Lines containing the string "繁殖等生命活动" are to be collected in full.
───── Dataset
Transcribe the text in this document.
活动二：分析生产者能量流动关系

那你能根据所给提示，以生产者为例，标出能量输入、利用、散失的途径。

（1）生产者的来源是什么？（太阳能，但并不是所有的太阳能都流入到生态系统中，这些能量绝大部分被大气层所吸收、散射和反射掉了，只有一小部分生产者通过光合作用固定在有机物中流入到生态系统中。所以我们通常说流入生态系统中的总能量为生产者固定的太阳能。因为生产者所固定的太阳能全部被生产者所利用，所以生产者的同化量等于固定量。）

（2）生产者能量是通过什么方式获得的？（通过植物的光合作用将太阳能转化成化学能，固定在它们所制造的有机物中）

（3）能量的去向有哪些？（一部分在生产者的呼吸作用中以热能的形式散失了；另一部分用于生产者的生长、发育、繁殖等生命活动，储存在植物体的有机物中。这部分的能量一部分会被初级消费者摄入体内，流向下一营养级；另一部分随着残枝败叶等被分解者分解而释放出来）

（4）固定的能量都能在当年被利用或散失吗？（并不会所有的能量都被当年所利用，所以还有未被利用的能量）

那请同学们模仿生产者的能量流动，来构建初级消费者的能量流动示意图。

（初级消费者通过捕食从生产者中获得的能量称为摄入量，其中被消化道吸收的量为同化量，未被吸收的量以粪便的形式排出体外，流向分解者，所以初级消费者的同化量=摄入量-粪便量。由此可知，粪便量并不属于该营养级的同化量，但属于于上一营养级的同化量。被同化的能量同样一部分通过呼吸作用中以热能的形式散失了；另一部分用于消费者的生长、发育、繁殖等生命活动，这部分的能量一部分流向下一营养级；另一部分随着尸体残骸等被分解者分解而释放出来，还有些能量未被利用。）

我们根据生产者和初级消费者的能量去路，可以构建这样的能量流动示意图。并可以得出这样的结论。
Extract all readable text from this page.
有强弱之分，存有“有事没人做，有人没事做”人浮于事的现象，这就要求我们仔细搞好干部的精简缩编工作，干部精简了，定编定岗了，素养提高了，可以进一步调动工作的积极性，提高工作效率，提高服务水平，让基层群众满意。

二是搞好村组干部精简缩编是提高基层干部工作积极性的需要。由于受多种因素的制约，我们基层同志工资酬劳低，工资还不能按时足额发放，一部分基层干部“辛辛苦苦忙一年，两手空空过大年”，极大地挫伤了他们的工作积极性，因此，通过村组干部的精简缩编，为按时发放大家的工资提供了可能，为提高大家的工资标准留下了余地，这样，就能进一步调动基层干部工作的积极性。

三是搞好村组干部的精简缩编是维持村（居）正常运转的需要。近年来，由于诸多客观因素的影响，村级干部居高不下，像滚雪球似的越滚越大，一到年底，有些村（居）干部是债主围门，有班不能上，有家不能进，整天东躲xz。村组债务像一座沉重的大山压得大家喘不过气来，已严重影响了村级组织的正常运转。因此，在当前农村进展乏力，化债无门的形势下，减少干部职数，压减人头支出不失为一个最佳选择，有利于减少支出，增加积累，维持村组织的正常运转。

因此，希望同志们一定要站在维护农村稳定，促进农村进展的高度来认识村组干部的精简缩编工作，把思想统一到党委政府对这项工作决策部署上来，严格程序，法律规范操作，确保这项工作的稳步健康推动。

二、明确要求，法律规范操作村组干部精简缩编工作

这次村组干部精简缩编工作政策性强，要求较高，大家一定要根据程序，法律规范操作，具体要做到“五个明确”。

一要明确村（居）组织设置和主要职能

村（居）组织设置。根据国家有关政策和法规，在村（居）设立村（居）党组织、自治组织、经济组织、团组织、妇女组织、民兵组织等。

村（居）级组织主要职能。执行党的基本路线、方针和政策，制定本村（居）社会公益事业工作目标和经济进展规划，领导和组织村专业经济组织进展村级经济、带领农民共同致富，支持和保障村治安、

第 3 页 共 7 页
──────────
◆ Written response ◆
（3）能量的去向有哪些？（一部分在生产者的呼吸作用中以热能的形式散失了；另一部分用于生产者的生长、发育、繁殖等生命活动，储存在植物体的有机物中。这部分的能量一部分会被初级消费者摄入体内，流向下一营养级；另一部分随着残枝败叶等被分解者分解而释放出来）
（初级消费者通过捕食从生产者中获得的能量称为摄入量，其中被消化道吸收的量为同化量，未被吸收的量以粪便的形式排出体外，流向分解者，所以初级消费者的同化量=摄入量-粪便量。由此可知，粪便量并不属于该营养级的同化量，但属于于上一营养级的同化量。被同化的能量同样一部分通过呼吸作用中以热能的形式散失了；另一部分用于消费者的生长、发育、繁殖等生命活动，这部分的能量一部分流向下一营养级；另一部分随着尸体残骸等被分解者分解而释放出来，还有些能量未被利用。）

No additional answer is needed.